» **Short problem**
Return all of the entries word for word, but omit the pictures they contain.

--- Information supplied ---

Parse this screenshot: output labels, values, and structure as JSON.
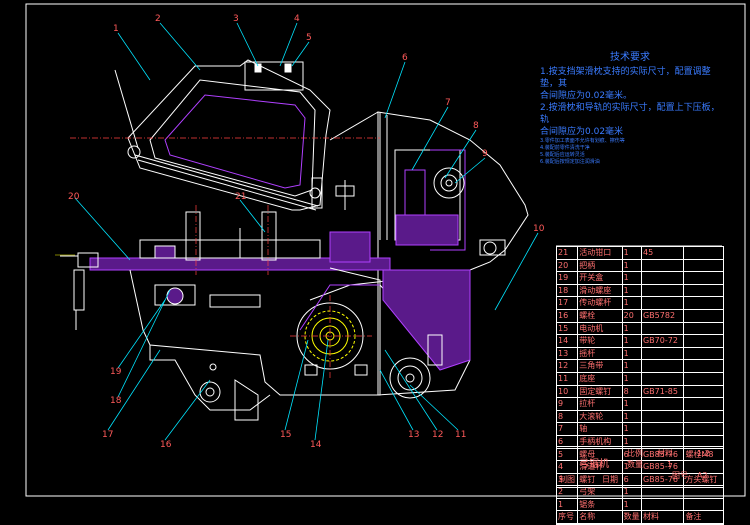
{
  "tech_title": "技术要求",
  "tech_lines": [
    "1.按支挡架滑枕支持的实际尺寸，配置调整垫，其",
    "  合间隙应为0.02毫米。",
    "2.按滑枕和导轨的实际尺寸，配置上下压板，轨",
    "  合间隙应为0.02毫米"
  ],
  "tech_small": [
    "3.零件加工表面不允许有划痕、擦伤等",
    "4.装配前零件清洗干净",
    "5.装配后应运转灵活",
    "6.装配后按规定加注润滑油"
  ],
  "callouts": [
    "1",
    "2",
    "3",
    "4",
    "5",
    "6",
    "7",
    "8",
    "9",
    "10",
    "11",
    "12",
    "13",
    "14",
    "15",
    "16",
    "17",
    "18",
    "19",
    "20",
    "21"
  ],
  "bom_rows": [
    [
      "21",
      "活动钳口",
      "1",
      "45",
      ""
    ],
    [
      "20",
      "把柄",
      "1",
      "",
      ""
    ],
    [
      "19",
      "开关盒",
      "1",
      "",
      ""
    ],
    [
      "18",
      "滑动螺座",
      "1",
      "",
      ""
    ],
    [
      "17",
      "传动螺杆",
      "1",
      "",
      ""
    ],
    [
      "16",
      "螺栓",
      "20",
      "GB5782",
      ""
    ],
    [
      "15",
      "电动机",
      "1",
      "",
      ""
    ],
    [
      "14",
      "带轮",
      "1",
      "GB70-72",
      ""
    ],
    [
      "13",
      "摇杆",
      "1",
      "",
      ""
    ],
    [
      "12",
      "三角带",
      "1",
      "",
      ""
    ],
    [
      "11",
      "底座",
      "1",
      "",
      ""
    ],
    [
      "10",
      "固定螺钉",
      "8",
      "GB71-85",
      ""
    ],
    [
      "9",
      "拉杆",
      "1",
      "",
      ""
    ],
    [
      "8",
      "大滚轮",
      "1",
      "",
      ""
    ],
    [
      "7",
      "轴",
      "1",
      "",
      ""
    ],
    [
      "6",
      "手柄机构",
      "1",
      "",
      ""
    ],
    [
      "5",
      "螺母",
      "6",
      "GB85-76",
      "螺栓M8"
    ],
    [
      "4",
      "滑道杆",
      "1",
      "GB85-76",
      ""
    ],
    [
      "3",
      "螺钉",
      "6",
      "GB85-76",
      "方头螺钉"
    ],
    [
      "2",
      "弓架",
      "1",
      "",
      ""
    ],
    [
      "1",
      "锯条",
      "1",
      "",
      ""
    ]
  ],
  "bom_header": [
    "序号",
    "名称",
    "数量",
    "材料",
    "备注"
  ],
  "title_block": {
    "name": "弓锯机",
    "ratio_label": "比例",
    "ratio": "1:2",
    "qty_label": "数量",
    "qty": "1",
    "sheet_label": "图号",
    "sheet": "A2",
    "drawer": "制图",
    "checker": "审核",
    "date": "日期",
    "mat_label": "材料"
  },
  "colors": {
    "outline": "#ffffff",
    "hatch": "#b040ff",
    "leader": "#00e5ff",
    "dim": "#ffff00",
    "text_red": "#ff5a5a",
    "note_blue": "#3a7bff",
    "green": "#40ff40",
    "frame": "#ffffff"
  }
}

---

» **The response**
Parse this screenshot: output labels, values, and structure as JSON.
{
  "tech_title": "技术要求",
  "tech_lines": [
    "1.按支挡架滑枕支持的实际尺寸，配置调整垫，其",
    "  合间隙应为0.02毫米。",
    "2.按滑枕和导轨的实际尺寸，配置上下压板，轨",
    "  合间隙应为0.02毫米"
  ],
  "tech_small": [
    "3.零件加工表面不允许有划痕、擦伤等",
    "4.装配前零件清洗干净",
    "5.装配后应运转灵活",
    "6.装配后按规定加注润滑油"
  ],
  "callouts": [
    "1",
    "2",
    "3",
    "4",
    "5",
    "6",
    "7",
    "8",
    "9",
    "10",
    "11",
    "12",
    "13",
    "14",
    "15",
    "16",
    "17",
    "18",
    "19",
    "20",
    "21"
  ],
  "bom_rows": [
    [
      "21",
      "活动钳口",
      "1",
      "45",
      ""
    ],
    [
      "20",
      "把柄",
      "1",
      "",
      ""
    ],
    [
      "19",
      "开关盒",
      "1",
      "",
      ""
    ],
    [
      "18",
      "滑动螺座",
      "1",
      "",
      ""
    ],
    [
      "17",
      "传动螺杆",
      "1",
      "",
      ""
    ],
    [
      "16",
      "螺栓",
      "20",
      "GB5782",
      ""
    ],
    [
      "15",
      "电动机",
      "1",
      "",
      ""
    ],
    [
      "14",
      "带轮",
      "1",
      "GB70-72",
      ""
    ],
    [
      "13",
      "摇杆",
      "1",
      "",
      ""
    ],
    [
      "12",
      "三角带",
      "1",
      "",
      ""
    ],
    [
      "11",
      "底座",
      "1",
      "",
      ""
    ],
    [
      "10",
      "固定螺钉",
      "8",
      "GB71-85",
      ""
    ],
    [
      "9",
      "拉杆",
      "1",
      "",
      ""
    ],
    [
      "8",
      "大滚轮",
      "1",
      "",
      ""
    ],
    [
      "7",
      "轴",
      "1",
      "",
      ""
    ],
    [
      "6",
      "手柄机构",
      "1",
      "",
      ""
    ],
    [
      "5",
      "螺母",
      "6",
      "GB85-76",
      "螺栓M8"
    ],
    [
      "4",
      "滑道杆",
      "1",
      "GB85-76",
      ""
    ],
    [
      "3",
      "螺钉",
      "6",
      "GB85-76",
      "方头螺钉"
    ],
    [
      "2",
      "弓架",
      "1",
      "",
      ""
    ],
    [
      "1",
      "锯条",
      "1",
      "",
      ""
    ]
  ],
  "bom_header": [
    "序号",
    "名称",
    "数量",
    "材料",
    "备注"
  ],
  "title_block": {
    "name": "弓锯机",
    "ratio_label": "比例",
    "ratio": "1:2",
    "qty_label": "数量",
    "qty": "1",
    "sheet_label": "图号",
    "sheet": "A2",
    "drawer": "制图",
    "checker": "审核",
    "date": "日期",
    "mat_label": "材料"
  },
  "colors": {
    "outline": "#ffffff",
    "hatch": "#b040ff",
    "leader": "#00e5ff",
    "dim": "#ffff00",
    "text_red": "#ff5a5a",
    "note_blue": "#3a7bff",
    "green": "#40ff40",
    "frame": "#ffffff"
  }
}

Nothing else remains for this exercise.